* _Exercise directions_: Write out every one of the records below, reproducing each line unchanged.

* _Data items_:
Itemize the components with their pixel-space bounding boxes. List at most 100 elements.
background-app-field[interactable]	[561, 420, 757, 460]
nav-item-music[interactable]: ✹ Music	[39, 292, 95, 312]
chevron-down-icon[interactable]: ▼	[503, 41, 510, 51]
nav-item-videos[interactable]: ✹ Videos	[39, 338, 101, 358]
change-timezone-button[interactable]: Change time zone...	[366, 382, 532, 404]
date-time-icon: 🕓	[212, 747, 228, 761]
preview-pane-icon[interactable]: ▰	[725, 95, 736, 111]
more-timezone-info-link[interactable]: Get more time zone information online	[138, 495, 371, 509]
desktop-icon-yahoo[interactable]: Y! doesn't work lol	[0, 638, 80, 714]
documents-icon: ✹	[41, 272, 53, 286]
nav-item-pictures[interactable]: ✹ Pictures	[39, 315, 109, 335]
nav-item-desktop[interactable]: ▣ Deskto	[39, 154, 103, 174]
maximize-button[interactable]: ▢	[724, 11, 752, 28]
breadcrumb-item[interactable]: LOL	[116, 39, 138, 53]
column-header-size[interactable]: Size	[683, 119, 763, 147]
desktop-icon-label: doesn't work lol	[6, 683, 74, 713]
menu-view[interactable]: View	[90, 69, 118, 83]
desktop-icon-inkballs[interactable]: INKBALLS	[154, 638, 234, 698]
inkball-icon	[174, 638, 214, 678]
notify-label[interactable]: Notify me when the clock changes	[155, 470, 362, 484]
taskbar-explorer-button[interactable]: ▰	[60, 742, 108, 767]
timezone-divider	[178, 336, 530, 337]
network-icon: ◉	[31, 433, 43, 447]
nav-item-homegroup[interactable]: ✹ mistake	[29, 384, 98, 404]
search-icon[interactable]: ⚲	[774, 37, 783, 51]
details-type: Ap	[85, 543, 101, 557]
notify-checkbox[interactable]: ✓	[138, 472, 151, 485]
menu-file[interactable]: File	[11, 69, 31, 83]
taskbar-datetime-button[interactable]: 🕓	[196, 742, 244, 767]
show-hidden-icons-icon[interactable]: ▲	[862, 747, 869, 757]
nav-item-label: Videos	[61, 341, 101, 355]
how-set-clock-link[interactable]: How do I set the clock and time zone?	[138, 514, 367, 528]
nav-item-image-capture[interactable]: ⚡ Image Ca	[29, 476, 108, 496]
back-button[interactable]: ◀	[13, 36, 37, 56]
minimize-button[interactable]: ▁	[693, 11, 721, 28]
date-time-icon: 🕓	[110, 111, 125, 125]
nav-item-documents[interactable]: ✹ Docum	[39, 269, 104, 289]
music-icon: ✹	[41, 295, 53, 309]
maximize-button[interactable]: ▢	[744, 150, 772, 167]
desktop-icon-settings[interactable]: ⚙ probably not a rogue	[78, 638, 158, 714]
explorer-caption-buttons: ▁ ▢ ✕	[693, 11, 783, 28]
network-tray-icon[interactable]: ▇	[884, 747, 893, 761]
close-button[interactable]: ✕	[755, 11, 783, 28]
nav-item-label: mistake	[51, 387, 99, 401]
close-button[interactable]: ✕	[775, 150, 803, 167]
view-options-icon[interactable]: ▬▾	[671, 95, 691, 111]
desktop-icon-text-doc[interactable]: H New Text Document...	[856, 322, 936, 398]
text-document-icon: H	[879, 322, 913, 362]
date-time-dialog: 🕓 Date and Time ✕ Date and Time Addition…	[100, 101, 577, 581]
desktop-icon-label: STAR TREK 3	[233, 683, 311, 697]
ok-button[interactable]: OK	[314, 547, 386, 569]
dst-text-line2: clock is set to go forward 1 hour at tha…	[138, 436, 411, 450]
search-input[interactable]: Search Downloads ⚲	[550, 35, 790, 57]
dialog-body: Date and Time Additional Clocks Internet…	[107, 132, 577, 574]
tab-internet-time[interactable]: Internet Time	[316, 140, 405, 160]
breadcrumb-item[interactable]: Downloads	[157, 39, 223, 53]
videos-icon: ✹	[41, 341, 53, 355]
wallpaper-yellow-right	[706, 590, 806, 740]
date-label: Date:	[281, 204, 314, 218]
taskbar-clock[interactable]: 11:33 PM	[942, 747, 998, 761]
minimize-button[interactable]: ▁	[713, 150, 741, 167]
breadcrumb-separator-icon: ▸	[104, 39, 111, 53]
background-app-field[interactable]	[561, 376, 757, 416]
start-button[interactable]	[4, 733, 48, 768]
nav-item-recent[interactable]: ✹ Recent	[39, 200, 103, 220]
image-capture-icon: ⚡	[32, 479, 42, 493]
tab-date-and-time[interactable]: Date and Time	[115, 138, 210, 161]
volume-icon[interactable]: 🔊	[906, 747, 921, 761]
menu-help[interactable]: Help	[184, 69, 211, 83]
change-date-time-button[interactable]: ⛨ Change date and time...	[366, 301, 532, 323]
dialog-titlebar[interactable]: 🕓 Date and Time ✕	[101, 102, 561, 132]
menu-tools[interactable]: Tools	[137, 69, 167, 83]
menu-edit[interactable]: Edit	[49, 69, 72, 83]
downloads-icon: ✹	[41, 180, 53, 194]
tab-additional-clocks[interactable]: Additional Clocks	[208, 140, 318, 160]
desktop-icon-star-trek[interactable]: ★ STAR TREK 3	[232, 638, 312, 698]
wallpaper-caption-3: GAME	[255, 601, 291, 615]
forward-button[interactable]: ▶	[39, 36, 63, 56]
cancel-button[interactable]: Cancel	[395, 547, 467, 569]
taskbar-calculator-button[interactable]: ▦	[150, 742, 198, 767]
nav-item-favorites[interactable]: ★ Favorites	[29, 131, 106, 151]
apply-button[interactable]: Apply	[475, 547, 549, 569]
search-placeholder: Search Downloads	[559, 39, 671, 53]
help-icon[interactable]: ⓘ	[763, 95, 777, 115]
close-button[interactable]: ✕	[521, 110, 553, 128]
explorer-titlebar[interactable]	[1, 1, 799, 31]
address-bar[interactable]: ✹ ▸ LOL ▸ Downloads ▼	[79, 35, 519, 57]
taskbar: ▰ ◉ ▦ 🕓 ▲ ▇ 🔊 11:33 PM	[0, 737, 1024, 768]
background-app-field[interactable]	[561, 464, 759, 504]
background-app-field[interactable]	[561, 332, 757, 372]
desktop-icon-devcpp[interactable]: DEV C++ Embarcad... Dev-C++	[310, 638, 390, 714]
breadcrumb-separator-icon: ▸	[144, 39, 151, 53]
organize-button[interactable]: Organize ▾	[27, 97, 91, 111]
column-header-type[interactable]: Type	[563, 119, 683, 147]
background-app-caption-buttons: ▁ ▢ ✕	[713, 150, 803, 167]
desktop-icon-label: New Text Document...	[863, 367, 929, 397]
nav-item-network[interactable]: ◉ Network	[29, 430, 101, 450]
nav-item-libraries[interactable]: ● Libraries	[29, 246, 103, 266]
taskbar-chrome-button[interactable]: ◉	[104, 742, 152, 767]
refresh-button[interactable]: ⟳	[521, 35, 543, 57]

* _Finished task_:
Itemize the components with their pixel-space bounding boxes. List at most 100 elements.
background-app-field[interactable]	[561, 420, 757, 460]
nav-item-music[interactable]: ✹ Music	[39, 292, 95, 312]
chevron-down-icon[interactable]: ▼	[503, 41, 510, 51]
nav-item-videos[interactable]: ✹ Videos	[39, 338, 101, 358]
change-timezone-button[interactable]: Change time zone...	[366, 382, 532, 404]
date-time-icon: 🕓	[212, 747, 228, 761]
preview-pane-icon[interactable]: ▰	[725, 95, 736, 111]
more-timezone-info-link[interactable]: Get more time zone information online	[138, 495, 371, 509]
desktop-icon-yahoo[interactable]: Y! doesn't work lol	[0, 638, 80, 714]
documents-icon: ✹	[41, 272, 53, 286]
nav-item-pictures[interactable]: ✹ Pictures	[39, 315, 109, 335]
nav-item-desktop[interactable]: ▣ Deskto	[39, 154, 103, 174]
maximize-button[interactable]: ▢	[724, 11, 752, 28]
breadcrumb-item[interactable]: LOL	[116, 39, 138, 53]
column-header-size[interactable]: Size	[683, 119, 763, 147]
desktop-icon-label: doesn't work lol	[6, 683, 74, 713]
menu-view[interactable]: View	[90, 69, 118, 83]
desktop-icon-inkballs[interactable]: INKBALLS	[154, 638, 234, 698]
inkball-icon	[174, 638, 214, 678]
notify-label[interactable]: Notify me when the clock changes	[155, 470, 362, 484]
taskbar-explorer-button[interactable]: ▰	[60, 742, 108, 767]
timezone-divider	[178, 336, 530, 337]
network-icon: ◉	[31, 433, 43, 447]
nav-item-homegroup[interactable]: ✹ mistake	[29, 384, 98, 404]
search-icon[interactable]: ⚲	[774, 37, 783, 51]
details-type: Ap	[85, 543, 101, 557]
notify-checkbox[interactable]: ✓	[138, 472, 151, 485]
menu-file[interactable]: File	[11, 69, 31, 83]
taskbar-datetime-button[interactable]: 🕓	[196, 742, 244, 767]
show-hidden-icons-icon[interactable]: ▲	[862, 747, 869, 757]
nav-item-label: Videos	[61, 341, 101, 355]
how-set-clock-link[interactable]: How do I set the clock and time zone?	[138, 514, 367, 528]
nav-item-image-capture[interactable]: ⚡ Image Ca	[29, 476, 108, 496]
back-button[interactable]: ◀	[13, 36, 37, 56]
minimize-button[interactable]: ▁	[693, 11, 721, 28]
date-time-icon: 🕓	[110, 111, 125, 125]
nav-item-documents[interactable]: ✹ Docum	[39, 269, 104, 289]
music-icon: ✹	[41, 295, 53, 309]
maximize-button[interactable]: ▢	[744, 150, 772, 167]
desktop-icon-settings[interactable]: ⚙ probably not a rogue	[78, 638, 158, 714]
explorer-caption-buttons: ▁ ▢ ✕	[693, 11, 783, 28]
network-tray-icon[interactable]: ▇	[884, 747, 893, 761]
close-button[interactable]: ✕	[755, 11, 783, 28]
nav-item-label: mistake	[51, 387, 99, 401]
close-button[interactable]: ✕	[775, 150, 803, 167]
view-options-icon[interactable]: ▬▾	[671, 95, 691, 111]
desktop-icon-text-doc[interactable]: H New Text Document...	[856, 322, 936, 398]
text-document-icon: H	[879, 322, 913, 362]
date-time-dialog: 🕓 Date and Time ✕ Date and Time Addition…	[100, 101, 577, 581]
desktop-icon-label: STAR TREK 3	[233, 683, 311, 697]
ok-button[interactable]: OK	[314, 547, 386, 569]
dst-text-line2: clock is set to go forward 1 hour at tha…	[138, 436, 411, 450]
search-input[interactable]: Search Downloads ⚲	[550, 35, 790, 57]
dialog-body: Date and Time Additional Clocks Internet…	[107, 132, 577, 574]
tab-internet-time[interactable]: Internet Time	[316, 140, 405, 160]
breadcrumb-item[interactable]: Downloads	[157, 39, 223, 53]
videos-icon: ✹	[41, 341, 53, 355]
wallpaper-yellow-right	[706, 590, 806, 740]
date-label: Date:	[281, 204, 314, 218]
taskbar-clock[interactable]: 11:33 PM	[942, 747, 998, 761]
minimize-button[interactable]: ▁	[713, 150, 741, 167]
breadcrumb-separator-icon: ▸	[104, 39, 111, 53]
background-app-field[interactable]	[561, 376, 757, 416]
start-button[interactable]	[4, 733, 48, 768]
nav-item-recent[interactable]: ✹ Recent	[39, 200, 103, 220]
image-capture-icon: ⚡	[32, 479, 42, 493]
tab-date-and-time[interactable]: Date and Time	[115, 138, 210, 161]
volume-icon[interactable]: 🔊	[906, 747, 921, 761]
menu-help[interactable]: Help	[184, 69, 211, 83]
change-date-time-button[interactable]: ⛨ Change date and time...	[366, 301, 532, 323]
dialog-titlebar[interactable]: 🕓 Date and Time ✕	[101, 102, 561, 132]
menu-tools[interactable]: Tools	[137, 69, 167, 83]
menu-edit[interactable]: Edit	[49, 69, 72, 83]
downloads-icon: ✹	[41, 180, 53, 194]
tab-additional-clocks[interactable]: Additional Clocks	[208, 140, 318, 160]
desktop-icon-star-trek[interactable]: ★ STAR TREK 3	[232, 638, 312, 698]
wallpaper-caption-3: GAME	[255, 601, 291, 615]
forward-button[interactable]: ▶	[39, 36, 63, 56]
cancel-button[interactable]: Cancel	[395, 547, 467, 569]
taskbar-calculator-button[interactable]: ▦	[150, 742, 198, 767]
nav-item-favorites[interactable]: ★ Favorites	[29, 131, 106, 151]
apply-button[interactable]: Apply	[475, 547, 549, 569]
search-placeholder: Search Downloads	[559, 39, 671, 53]
help-icon[interactable]: ⓘ	[763, 95, 777, 115]
close-button[interactable]: ✕	[521, 110, 553, 128]
explorer-titlebar[interactable]	[1, 1, 799, 31]
address-bar[interactable]: ✹ ▸ LOL ▸ Downloads ▼	[79, 35, 519, 57]
taskbar: ▰ ◉ ▦ 🕓 ▲ ▇ 🔊 11:33 PM	[0, 737, 1024, 768]
background-app-field[interactable]	[561, 464, 759, 504]
background-app-field[interactable]	[561, 332, 757, 372]
desktop-icon-devcpp[interactable]: DEV C++ Embarcad... Dev-C++	[310, 638, 390, 714]
breadcrumb-separator-icon: ▸	[144, 39, 151, 53]
organize-button[interactable]: Organize ▾	[27, 97, 91, 111]
column-header-type[interactable]: Type	[563, 119, 683, 147]
background-app-caption-buttons: ▁ ▢ ✕	[713, 150, 803, 167]
desktop-icon-label: New Text Document...	[863, 367, 929, 397]
nav-item-network[interactable]: ◉ Network	[29, 430, 101, 450]
nav-item-libraries[interactable]: ● Libraries	[29, 246, 103, 266]
taskbar-chrome-button[interactable]: ◉	[104, 742, 152, 767]
refresh-button[interactable]: ⟳	[521, 35, 543, 57]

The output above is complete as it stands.